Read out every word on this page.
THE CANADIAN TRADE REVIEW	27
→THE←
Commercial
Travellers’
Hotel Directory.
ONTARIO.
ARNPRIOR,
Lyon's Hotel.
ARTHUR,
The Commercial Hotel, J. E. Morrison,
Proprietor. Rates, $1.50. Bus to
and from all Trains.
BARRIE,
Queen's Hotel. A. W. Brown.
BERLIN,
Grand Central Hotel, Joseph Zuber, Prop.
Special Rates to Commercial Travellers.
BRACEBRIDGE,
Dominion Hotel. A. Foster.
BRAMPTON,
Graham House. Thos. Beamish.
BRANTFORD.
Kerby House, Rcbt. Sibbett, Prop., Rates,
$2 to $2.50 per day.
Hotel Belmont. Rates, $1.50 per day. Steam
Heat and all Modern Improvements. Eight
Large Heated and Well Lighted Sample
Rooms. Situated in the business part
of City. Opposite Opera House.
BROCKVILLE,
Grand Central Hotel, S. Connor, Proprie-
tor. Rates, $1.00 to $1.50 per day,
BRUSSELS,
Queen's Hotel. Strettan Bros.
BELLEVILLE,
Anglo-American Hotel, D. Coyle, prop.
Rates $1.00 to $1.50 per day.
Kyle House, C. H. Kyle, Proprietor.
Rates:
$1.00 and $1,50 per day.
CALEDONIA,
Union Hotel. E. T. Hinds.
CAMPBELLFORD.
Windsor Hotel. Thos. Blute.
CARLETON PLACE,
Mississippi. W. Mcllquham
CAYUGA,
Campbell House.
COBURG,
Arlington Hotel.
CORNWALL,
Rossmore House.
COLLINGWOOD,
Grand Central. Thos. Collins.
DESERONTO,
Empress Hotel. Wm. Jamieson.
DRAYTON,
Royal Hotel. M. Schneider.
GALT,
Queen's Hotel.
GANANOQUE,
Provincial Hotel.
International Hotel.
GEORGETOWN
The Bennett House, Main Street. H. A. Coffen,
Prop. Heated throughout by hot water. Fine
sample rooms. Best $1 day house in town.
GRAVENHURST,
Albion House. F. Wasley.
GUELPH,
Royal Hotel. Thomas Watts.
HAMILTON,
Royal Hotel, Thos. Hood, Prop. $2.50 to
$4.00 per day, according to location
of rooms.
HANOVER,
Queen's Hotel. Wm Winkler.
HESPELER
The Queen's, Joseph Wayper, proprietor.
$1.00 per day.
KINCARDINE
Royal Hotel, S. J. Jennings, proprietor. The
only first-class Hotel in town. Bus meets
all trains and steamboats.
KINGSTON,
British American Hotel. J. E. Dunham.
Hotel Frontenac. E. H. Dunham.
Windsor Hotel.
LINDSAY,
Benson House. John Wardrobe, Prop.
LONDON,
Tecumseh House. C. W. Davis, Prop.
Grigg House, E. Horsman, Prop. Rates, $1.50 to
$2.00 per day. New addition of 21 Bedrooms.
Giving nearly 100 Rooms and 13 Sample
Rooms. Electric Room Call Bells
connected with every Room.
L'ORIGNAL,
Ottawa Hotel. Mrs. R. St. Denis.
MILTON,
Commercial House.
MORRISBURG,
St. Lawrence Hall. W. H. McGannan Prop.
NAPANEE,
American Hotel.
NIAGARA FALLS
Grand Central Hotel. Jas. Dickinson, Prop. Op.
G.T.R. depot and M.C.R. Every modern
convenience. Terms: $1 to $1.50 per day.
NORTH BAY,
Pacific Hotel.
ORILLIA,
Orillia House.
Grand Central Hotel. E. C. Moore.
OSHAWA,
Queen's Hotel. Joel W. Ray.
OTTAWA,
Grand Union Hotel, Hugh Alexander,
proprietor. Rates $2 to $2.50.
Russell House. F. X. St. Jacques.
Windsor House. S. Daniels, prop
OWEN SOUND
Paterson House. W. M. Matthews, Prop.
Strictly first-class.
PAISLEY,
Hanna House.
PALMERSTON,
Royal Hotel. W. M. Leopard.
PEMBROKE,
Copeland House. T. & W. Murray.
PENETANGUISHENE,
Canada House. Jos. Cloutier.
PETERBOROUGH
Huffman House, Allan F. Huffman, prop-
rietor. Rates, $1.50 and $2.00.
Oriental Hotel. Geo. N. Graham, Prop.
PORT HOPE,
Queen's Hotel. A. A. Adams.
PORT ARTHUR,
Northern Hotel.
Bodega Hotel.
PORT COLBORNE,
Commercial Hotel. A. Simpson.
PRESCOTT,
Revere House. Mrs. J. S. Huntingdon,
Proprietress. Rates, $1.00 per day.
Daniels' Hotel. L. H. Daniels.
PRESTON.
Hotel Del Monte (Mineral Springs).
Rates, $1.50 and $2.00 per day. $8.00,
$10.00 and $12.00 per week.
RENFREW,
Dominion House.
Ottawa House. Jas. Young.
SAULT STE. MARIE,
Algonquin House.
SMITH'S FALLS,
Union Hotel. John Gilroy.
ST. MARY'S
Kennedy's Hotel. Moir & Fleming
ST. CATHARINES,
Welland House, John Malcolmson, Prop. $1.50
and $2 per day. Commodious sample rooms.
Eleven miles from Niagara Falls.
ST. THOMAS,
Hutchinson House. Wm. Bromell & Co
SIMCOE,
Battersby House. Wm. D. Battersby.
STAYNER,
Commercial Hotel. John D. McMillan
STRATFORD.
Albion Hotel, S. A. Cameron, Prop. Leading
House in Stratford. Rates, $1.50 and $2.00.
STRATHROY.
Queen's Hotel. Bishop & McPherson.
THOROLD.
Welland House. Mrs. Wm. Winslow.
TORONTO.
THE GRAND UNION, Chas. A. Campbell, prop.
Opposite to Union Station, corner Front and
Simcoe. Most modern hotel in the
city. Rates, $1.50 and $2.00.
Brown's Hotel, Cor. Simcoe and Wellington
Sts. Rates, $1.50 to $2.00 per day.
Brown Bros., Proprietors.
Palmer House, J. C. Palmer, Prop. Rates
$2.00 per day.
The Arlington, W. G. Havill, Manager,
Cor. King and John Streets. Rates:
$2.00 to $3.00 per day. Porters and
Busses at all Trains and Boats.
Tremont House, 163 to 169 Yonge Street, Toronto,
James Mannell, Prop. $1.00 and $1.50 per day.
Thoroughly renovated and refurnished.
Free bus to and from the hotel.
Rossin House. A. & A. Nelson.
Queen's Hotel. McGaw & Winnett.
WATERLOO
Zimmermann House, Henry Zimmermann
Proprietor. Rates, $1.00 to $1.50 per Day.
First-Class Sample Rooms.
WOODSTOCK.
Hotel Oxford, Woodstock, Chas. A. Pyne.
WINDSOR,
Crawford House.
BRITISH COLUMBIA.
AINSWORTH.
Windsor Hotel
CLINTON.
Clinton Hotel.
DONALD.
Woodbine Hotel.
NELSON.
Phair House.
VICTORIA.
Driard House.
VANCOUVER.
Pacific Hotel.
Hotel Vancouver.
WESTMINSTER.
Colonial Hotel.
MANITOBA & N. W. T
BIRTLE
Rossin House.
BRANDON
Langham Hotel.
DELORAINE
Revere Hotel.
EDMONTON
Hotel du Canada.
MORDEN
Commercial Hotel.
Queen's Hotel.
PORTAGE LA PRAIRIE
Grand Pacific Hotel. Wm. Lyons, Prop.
**********
WHAT IS EXPECTED » Select and copy every line of the material that holds the string "Arlington".

EXERCISE OUTPUT »
Arlington Hotel.
The Arlington, W. G. Havill, Manager,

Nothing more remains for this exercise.